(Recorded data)
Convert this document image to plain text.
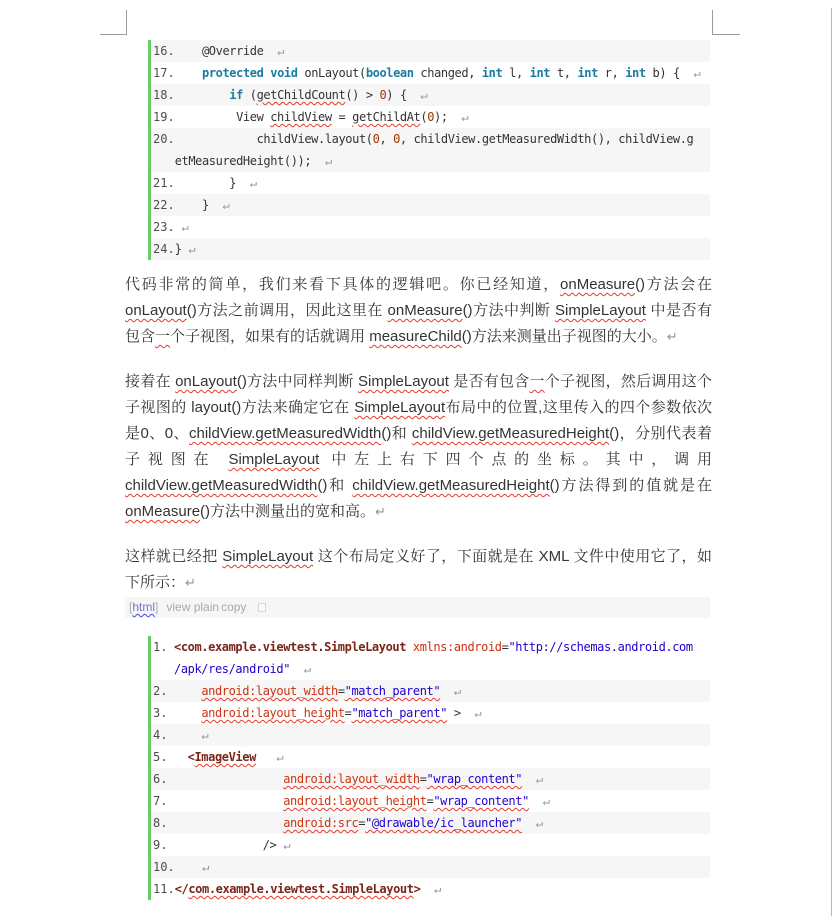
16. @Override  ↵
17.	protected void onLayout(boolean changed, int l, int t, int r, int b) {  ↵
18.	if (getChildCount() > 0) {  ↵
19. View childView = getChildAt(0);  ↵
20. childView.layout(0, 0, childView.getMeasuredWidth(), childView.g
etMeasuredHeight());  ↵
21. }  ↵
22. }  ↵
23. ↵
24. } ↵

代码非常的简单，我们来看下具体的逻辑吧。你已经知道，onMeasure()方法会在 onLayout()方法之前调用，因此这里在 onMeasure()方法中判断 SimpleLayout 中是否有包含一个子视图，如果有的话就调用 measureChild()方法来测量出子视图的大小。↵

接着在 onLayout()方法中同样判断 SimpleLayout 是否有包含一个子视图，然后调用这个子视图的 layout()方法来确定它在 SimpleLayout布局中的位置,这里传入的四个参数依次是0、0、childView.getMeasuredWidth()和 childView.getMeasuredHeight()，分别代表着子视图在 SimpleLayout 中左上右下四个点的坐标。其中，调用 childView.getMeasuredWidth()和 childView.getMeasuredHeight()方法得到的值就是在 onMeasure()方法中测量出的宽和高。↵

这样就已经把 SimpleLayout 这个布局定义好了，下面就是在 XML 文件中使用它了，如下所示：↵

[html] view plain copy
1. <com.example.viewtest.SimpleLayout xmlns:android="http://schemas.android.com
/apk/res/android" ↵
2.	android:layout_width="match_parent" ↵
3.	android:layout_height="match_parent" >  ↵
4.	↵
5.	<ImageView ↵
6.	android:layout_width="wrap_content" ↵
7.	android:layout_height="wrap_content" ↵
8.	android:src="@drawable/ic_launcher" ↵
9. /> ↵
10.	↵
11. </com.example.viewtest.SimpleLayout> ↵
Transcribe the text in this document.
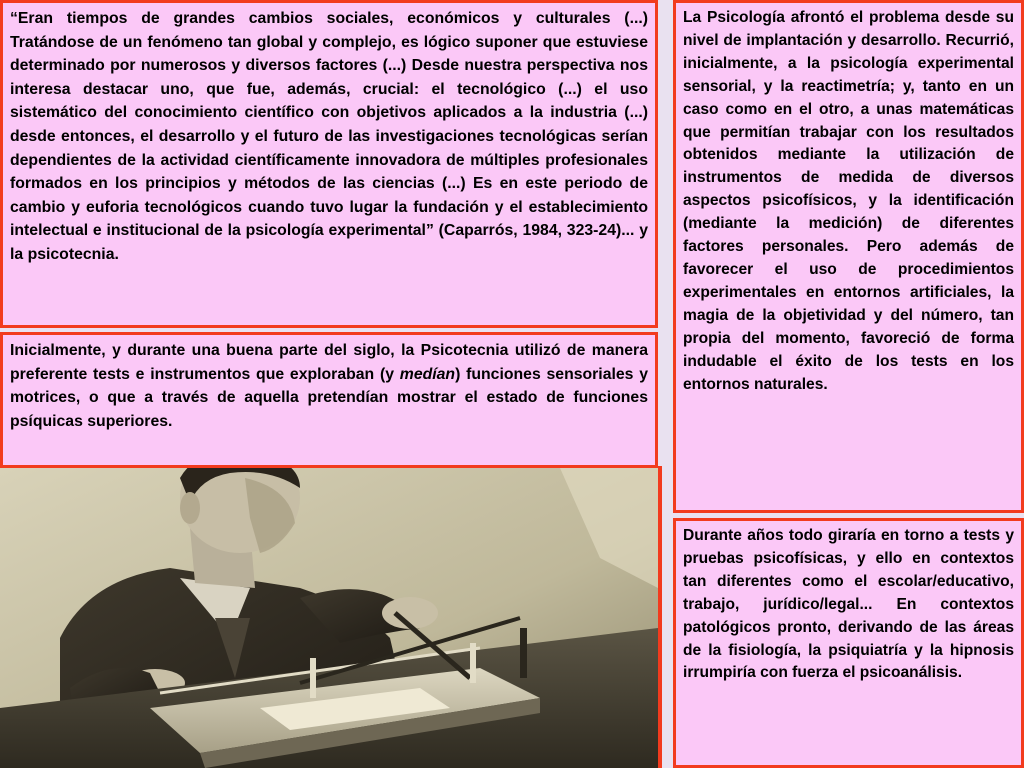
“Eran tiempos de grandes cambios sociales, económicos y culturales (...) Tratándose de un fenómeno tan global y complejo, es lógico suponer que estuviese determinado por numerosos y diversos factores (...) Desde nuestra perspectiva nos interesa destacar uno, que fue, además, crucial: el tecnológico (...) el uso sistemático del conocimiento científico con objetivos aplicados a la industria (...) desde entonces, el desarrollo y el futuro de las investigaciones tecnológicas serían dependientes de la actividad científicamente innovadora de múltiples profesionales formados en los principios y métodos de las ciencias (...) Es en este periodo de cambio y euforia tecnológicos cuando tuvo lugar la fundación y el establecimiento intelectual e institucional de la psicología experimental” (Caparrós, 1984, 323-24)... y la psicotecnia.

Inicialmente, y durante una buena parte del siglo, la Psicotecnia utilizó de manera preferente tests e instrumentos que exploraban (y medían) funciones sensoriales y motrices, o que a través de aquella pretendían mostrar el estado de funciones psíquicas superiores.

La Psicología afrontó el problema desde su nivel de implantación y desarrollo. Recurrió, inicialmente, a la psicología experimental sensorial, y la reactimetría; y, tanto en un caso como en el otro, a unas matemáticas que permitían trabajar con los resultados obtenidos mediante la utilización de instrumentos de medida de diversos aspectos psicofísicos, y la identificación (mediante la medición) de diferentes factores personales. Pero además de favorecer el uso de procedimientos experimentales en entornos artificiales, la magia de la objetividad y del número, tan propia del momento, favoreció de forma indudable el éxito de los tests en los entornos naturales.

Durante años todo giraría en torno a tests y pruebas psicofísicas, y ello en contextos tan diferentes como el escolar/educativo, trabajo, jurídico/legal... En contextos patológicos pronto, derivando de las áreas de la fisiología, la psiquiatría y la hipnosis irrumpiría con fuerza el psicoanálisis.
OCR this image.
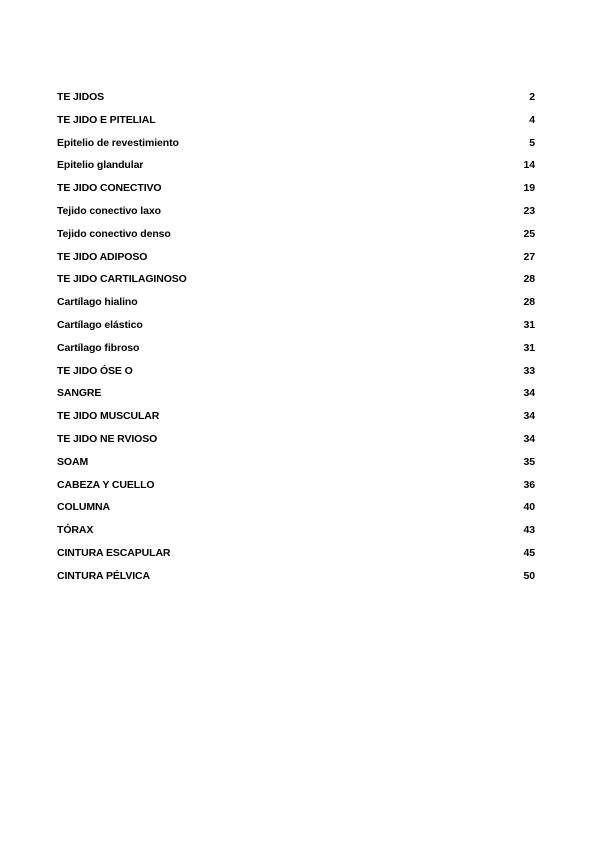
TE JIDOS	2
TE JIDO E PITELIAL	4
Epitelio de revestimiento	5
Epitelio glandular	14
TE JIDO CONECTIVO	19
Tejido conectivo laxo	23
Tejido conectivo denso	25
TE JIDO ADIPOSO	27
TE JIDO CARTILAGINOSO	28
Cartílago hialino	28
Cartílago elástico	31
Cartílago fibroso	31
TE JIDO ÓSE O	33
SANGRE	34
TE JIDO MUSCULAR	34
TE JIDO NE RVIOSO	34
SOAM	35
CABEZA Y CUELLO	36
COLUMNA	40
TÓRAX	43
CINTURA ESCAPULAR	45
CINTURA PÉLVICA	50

[What the task requires]:
Transcribe all of the entries word for word, but skip any pictures they contain.

[Task response]:
Convert this document image to plain text.
16. @Override  ↵
17.	protected void onLayout(boolean changed, int l, int t, int r, int b) {  ↵
18.	if (getChildCount() > 0) {  ↵
19. View childView = getChildAt(0);  ↵
20. childView.layout(0, 0, childView.getMeasuredWidth(), childView.g
etMeasuredHeight());  ↵
21. }  ↵
22. }  ↵
23. ↵
24. } ↵

代码非常的简单，我们来看下具体的逻辑吧。你已经知道，onMeasure()方法会在 onLayout()方法之前调用，因此这里在 onMeasure()方法中判断 SimpleLayout 中是否有包含一个子视图，如果有的话就调用 measureChild()方法来测量出子视图的大小。↵

接着在 onLayout()方法中同样判断 SimpleLayout 是否有包含一个子视图，然后调用这个子视图的 layout()方法来确定它在 SimpleLayout布局中的位置,这里传入的四个参数依次是0、0、childView.getMeasuredWidth()和 childView.getMeasuredHeight()，分别代表着子视图在 SimpleLayout 中左上右下四个点的坐标。其中，调用 childView.getMeasuredWidth()和 childView.getMeasuredHeight()方法得到的值就是在 onMeasure()方法中测量出的宽和高。↵

这样就已经把 SimpleLayout 这个布局定义好了，下面就是在 XML 文件中使用它了，如下所示：↵

[html] view plain copy
1. <com.example.viewtest.SimpleLayout xmlns:android="http://schemas.android.com
/apk/res/android" ↵
2.	android:layout_width="match_parent" ↵
3.	android:layout_height="match_parent" >  ↵
4.	↵
5.	<ImageView ↵
6.	android:layout_width="wrap_content" ↵
7.	android:layout_height="wrap_content" ↵
8.	android:src="@drawable/ic_launcher" ↵
9. /> ↵
10.	↵
11. </com.example.viewtest.SimpleLayout> ↵
Transcribe the text in this document.
“Eran tiempos de grandes cambios sociales, económicos y culturales (...) Tratándose de un fenómeno tan global y complejo, es lógico suponer que estuviese determinado por numerosos y diversos factores (...) Desde nuestra perspectiva nos interesa destacar uno, que fue, además, crucial: el tecnológico (...) el uso sistemático del conocimiento científico con objetivos aplicados a la industria (...) desde entonces, el desarrollo y el futuro de las investigaciones tecnológicas serían dependientes de la actividad científicamente innovadora de múltiples profesionales formados en los principios y métodos de las ciencias (...) Es en este periodo de cambio y euforia tecnológicos cuando tuvo lugar la fundación y el establecimiento intelectual e institucional de la psicología experimental” (Caparrós, 1984, 323-24)... y la psicotecnia.

Inicialmente, y durante una buena parte del siglo, la Psicotecnia utilizó de manera preferente tests e instrumentos que exploraban (y medían) funciones sensoriales y motrices, o que a través de aquella pretendían mostrar el estado de funciones psíquicas superiores.

La Psicología afrontó el problema desde su nivel de implantación y desarrollo. Recurrió, inicialmente, a la psicología experimental sensorial, y la reactimetría; y, tanto en un caso como en el otro, a unas matemáticas que permitían trabajar con los resultados obtenidos mediante la utilización de instrumentos de medida de diversos aspectos psicofísicos, y la identificación (mediante la medición) de diferentes factores personales. Pero además de favorecer el uso de procedimientos experimentales en entornos artificiales, la magia de la objetividad y del número, tan propia del momento, favoreció de forma indudable el éxito de los tests en los entornos naturales.

Durante años todo giraría en torno a tests y pruebas psicofísicas, y ello en contextos tan diferentes como el escolar/educativo, trabajo, jurídico/legal... En contextos patológicos pronto, derivando de las áreas de la fisiología, la psiquiatría y la hipnosis irrumpiría con fuerza el psicoanálisis.
OCR this image.
TE JIDOS	2
TE JIDO E PITELIAL	4
Epitelio de revestimiento	5
Epitelio glandular	14
TE JIDO CONECTIVO	19
Tejido conectivo laxo	23
Tejido conectivo denso	25
TE JIDO ADIPOSO	27
TE JIDO CARTILAGINOSO	28
Cartílago hialino	28
Cartílago elástico	31
Cartílago fibroso	31
TE JIDO ÓSE O	33
SANGRE	34
TE JIDO MUSCULAR	34
TE JIDO NE RVIOSO	34
SOAM	35
CABEZA Y CUELLO	36
COLUMNA	40
TÓRAX	43
CINTURA ESCAPULAR	45
CINTURA PÉLVICA	50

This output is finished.